---- Extracted material

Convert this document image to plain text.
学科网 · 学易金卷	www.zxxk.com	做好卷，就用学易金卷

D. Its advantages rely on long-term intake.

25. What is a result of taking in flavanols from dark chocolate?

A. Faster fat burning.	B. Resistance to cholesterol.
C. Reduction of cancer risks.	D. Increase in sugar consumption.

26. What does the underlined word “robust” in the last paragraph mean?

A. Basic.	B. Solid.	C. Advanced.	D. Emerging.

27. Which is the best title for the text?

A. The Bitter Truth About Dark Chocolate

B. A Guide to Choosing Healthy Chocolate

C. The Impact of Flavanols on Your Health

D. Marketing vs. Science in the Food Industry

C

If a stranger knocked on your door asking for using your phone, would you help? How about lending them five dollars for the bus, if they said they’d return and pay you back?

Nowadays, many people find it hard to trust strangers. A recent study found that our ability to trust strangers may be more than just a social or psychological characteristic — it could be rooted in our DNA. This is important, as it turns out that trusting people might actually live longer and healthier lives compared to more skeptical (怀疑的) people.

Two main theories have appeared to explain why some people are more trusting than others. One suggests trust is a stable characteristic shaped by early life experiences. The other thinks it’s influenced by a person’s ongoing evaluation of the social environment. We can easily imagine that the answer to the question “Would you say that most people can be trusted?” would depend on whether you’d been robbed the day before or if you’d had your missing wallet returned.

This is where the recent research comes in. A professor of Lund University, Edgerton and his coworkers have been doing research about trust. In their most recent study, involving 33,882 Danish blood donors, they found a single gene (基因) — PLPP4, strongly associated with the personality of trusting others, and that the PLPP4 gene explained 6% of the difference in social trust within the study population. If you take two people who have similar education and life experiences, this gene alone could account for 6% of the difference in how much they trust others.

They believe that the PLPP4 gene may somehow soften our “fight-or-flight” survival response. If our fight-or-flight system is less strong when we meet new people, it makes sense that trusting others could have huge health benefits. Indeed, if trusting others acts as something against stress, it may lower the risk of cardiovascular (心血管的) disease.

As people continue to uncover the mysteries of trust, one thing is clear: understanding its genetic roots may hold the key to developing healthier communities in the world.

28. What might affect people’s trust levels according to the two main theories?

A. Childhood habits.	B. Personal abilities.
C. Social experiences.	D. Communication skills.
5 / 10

--------
---- Extracted material

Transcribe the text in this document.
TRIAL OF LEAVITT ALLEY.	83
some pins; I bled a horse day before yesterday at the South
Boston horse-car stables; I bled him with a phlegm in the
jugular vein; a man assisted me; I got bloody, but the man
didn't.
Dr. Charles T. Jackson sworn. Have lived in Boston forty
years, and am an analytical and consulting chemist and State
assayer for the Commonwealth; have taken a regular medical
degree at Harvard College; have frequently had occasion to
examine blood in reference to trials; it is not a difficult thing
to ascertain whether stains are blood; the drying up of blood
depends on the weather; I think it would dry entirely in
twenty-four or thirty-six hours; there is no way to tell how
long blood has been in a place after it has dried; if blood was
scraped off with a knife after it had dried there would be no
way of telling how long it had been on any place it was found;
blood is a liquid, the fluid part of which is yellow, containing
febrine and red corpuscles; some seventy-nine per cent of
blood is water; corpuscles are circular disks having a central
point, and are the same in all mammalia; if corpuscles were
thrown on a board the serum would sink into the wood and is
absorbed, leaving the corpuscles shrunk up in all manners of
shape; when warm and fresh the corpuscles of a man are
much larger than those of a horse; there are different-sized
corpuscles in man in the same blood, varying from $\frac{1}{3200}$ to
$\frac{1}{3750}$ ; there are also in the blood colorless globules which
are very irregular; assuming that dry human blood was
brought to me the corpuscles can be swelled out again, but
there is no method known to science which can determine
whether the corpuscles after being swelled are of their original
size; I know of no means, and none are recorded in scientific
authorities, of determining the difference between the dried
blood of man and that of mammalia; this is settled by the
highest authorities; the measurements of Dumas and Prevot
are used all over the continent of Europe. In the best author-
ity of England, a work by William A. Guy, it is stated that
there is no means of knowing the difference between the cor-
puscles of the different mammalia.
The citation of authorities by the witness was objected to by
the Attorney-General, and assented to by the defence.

--------
---- Extracted material

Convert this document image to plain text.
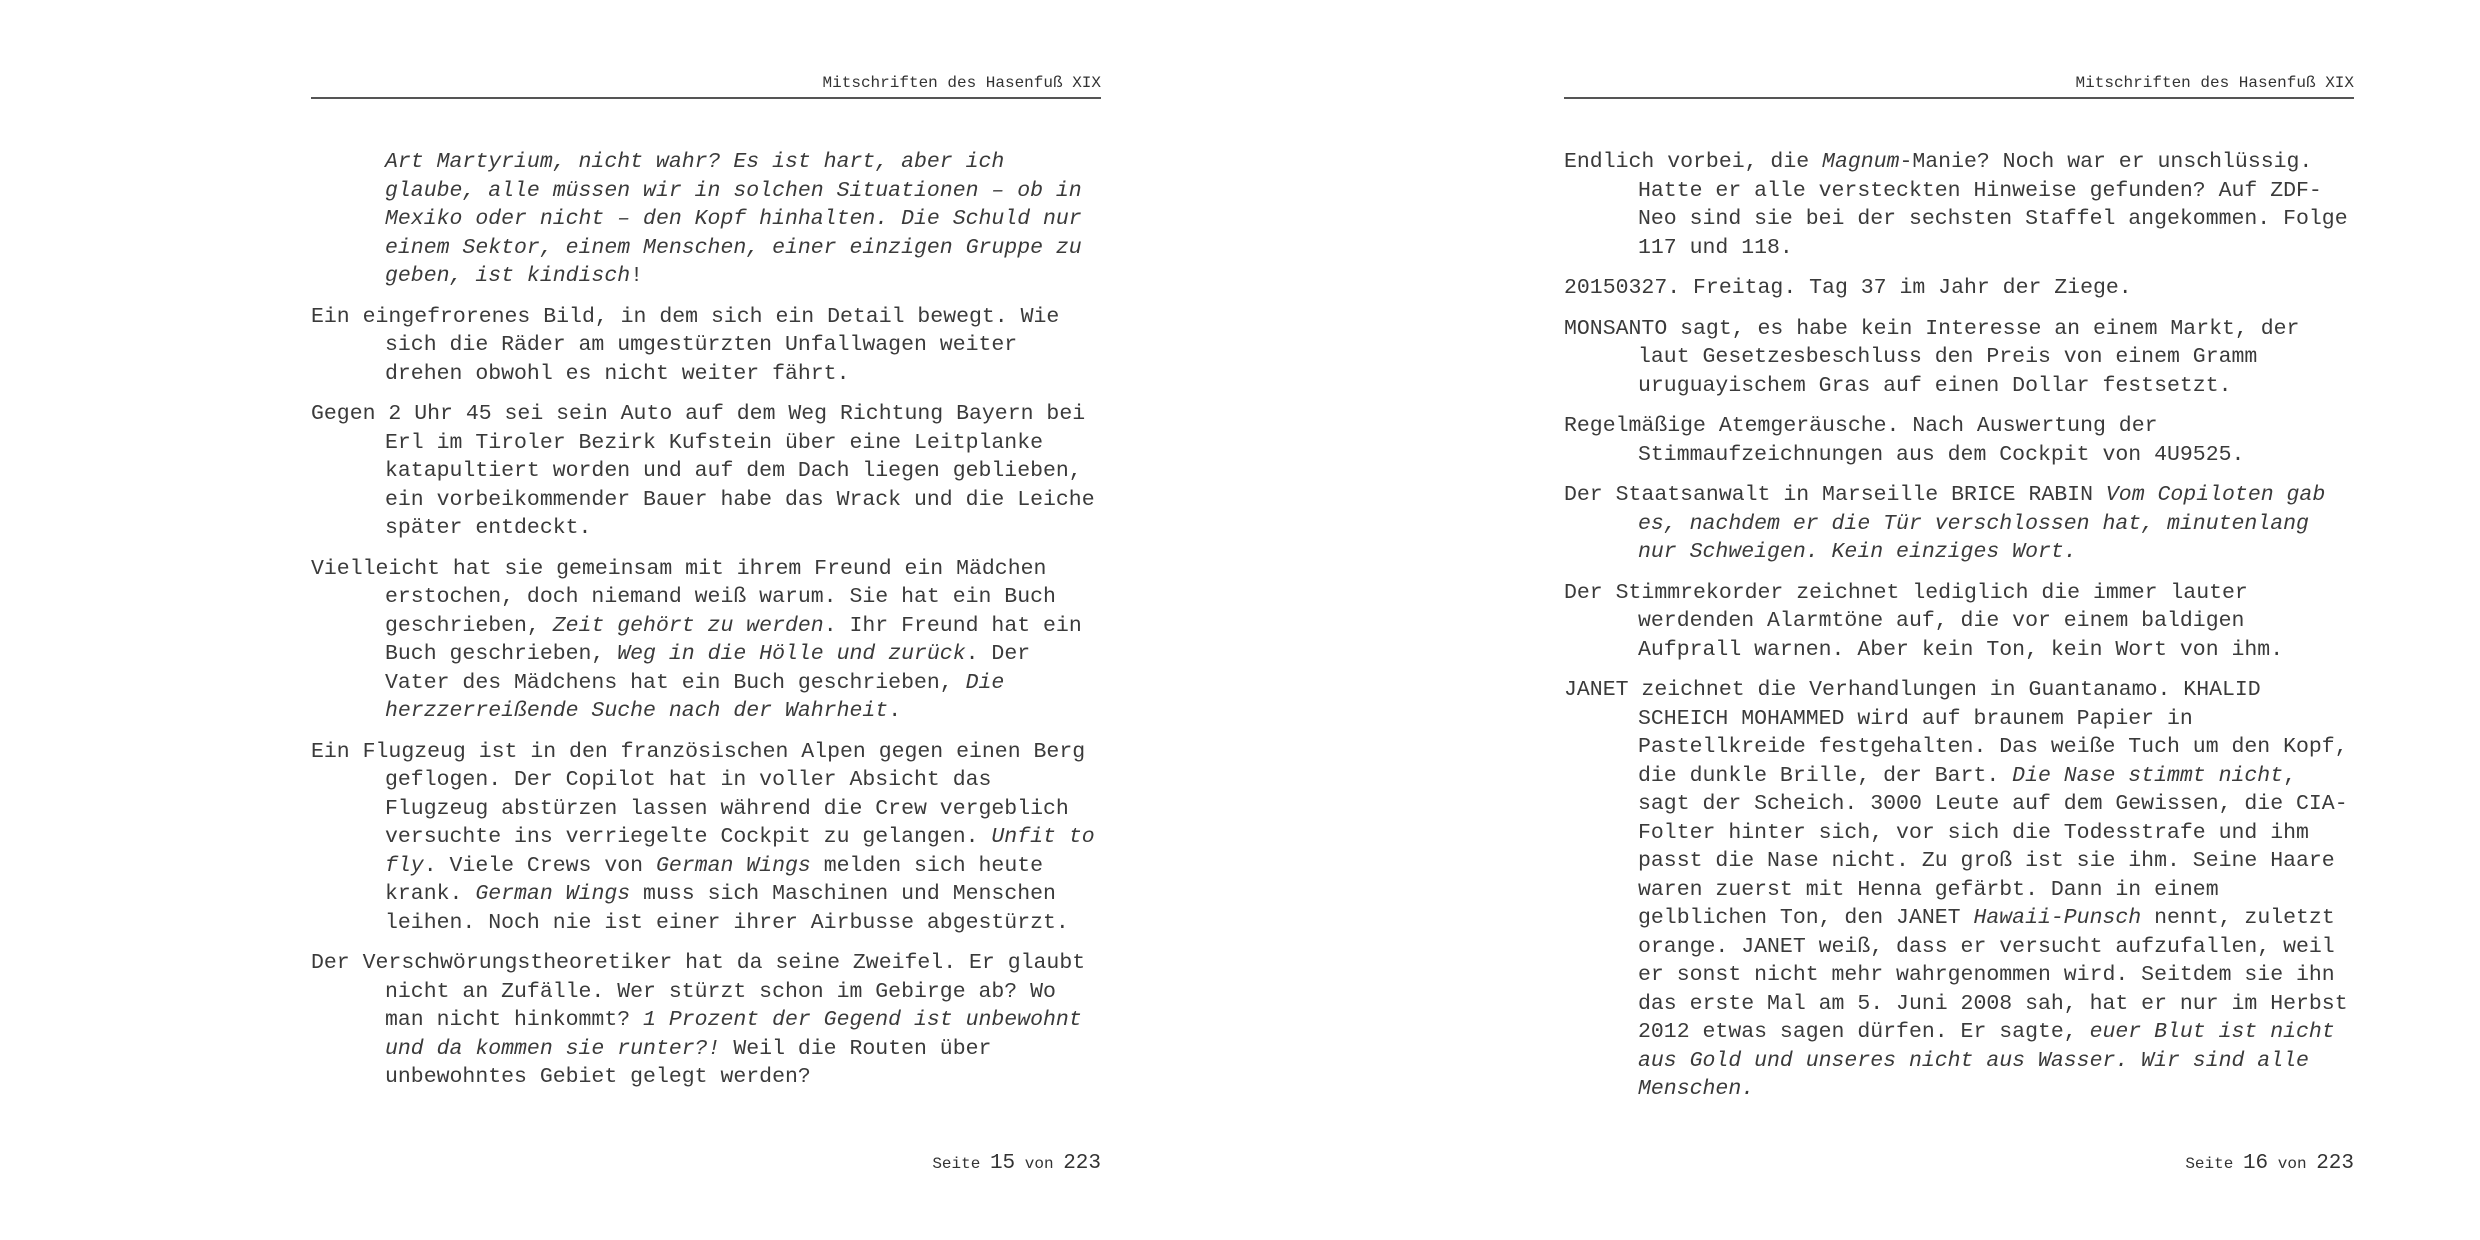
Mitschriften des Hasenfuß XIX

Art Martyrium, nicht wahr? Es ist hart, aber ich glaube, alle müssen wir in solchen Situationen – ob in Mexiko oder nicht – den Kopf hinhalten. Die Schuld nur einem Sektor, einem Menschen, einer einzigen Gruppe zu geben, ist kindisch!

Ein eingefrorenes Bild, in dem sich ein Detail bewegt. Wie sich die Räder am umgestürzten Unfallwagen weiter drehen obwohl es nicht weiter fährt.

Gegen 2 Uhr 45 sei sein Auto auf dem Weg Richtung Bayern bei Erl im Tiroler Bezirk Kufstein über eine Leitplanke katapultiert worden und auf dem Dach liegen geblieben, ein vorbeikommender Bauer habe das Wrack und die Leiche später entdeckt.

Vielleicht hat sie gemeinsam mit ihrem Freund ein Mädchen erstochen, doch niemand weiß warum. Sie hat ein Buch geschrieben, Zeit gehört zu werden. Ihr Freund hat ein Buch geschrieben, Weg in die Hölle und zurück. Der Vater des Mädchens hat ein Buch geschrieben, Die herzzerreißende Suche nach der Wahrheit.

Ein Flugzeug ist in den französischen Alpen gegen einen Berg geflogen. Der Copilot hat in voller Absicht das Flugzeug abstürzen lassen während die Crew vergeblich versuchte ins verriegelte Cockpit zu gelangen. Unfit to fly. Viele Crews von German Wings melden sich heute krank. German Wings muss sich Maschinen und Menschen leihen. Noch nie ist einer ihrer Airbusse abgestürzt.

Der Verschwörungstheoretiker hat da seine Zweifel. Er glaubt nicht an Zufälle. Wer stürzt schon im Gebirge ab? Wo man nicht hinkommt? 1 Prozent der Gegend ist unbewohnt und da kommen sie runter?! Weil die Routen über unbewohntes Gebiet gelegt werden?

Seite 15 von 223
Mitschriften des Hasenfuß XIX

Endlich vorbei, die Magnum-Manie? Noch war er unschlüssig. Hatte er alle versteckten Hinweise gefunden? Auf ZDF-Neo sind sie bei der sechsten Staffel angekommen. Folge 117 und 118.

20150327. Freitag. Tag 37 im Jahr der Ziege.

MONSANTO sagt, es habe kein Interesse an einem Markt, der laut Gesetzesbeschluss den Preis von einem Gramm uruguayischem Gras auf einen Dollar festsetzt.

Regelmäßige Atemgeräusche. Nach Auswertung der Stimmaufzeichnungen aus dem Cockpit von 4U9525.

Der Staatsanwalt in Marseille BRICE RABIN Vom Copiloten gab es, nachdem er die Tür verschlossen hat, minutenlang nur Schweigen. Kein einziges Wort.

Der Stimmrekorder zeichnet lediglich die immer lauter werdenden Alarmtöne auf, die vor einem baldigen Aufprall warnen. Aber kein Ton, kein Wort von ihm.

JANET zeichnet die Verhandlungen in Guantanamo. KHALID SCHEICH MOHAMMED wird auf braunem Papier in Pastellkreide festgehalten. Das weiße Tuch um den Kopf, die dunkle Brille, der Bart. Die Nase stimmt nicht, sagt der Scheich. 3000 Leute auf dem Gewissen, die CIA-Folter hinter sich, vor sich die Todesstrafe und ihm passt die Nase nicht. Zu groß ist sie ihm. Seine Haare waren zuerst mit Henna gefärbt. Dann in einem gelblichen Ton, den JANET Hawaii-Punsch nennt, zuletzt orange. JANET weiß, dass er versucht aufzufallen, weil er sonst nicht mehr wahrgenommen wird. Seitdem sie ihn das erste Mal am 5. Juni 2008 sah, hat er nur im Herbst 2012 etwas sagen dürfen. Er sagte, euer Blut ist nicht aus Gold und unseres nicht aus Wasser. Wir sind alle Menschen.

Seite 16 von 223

--------

Which lines of the data include the word "Cockpit"? Copy each one.

### Response to this task
Ein Flugzeug ist in den französischen Alpen gegen einen Berg geflogen. Der Copilot hat in voller Absicht das Flugzeug abstürzen lassen während die Crew vergeblich versuchte ins verriegelte Cockpit zu gelangen. Unfit to fly. Viele Crews von German Wings melden sich heute krank. German Wings muss sich Maschinen und Menschen leihen. Noch nie ist einer ihrer Airbusse abgestürzt.
Regelmäßige Atemgeräusche. Nach Auswertung der Stimmaufzeichnungen aus dem Cockpit von 4U9525.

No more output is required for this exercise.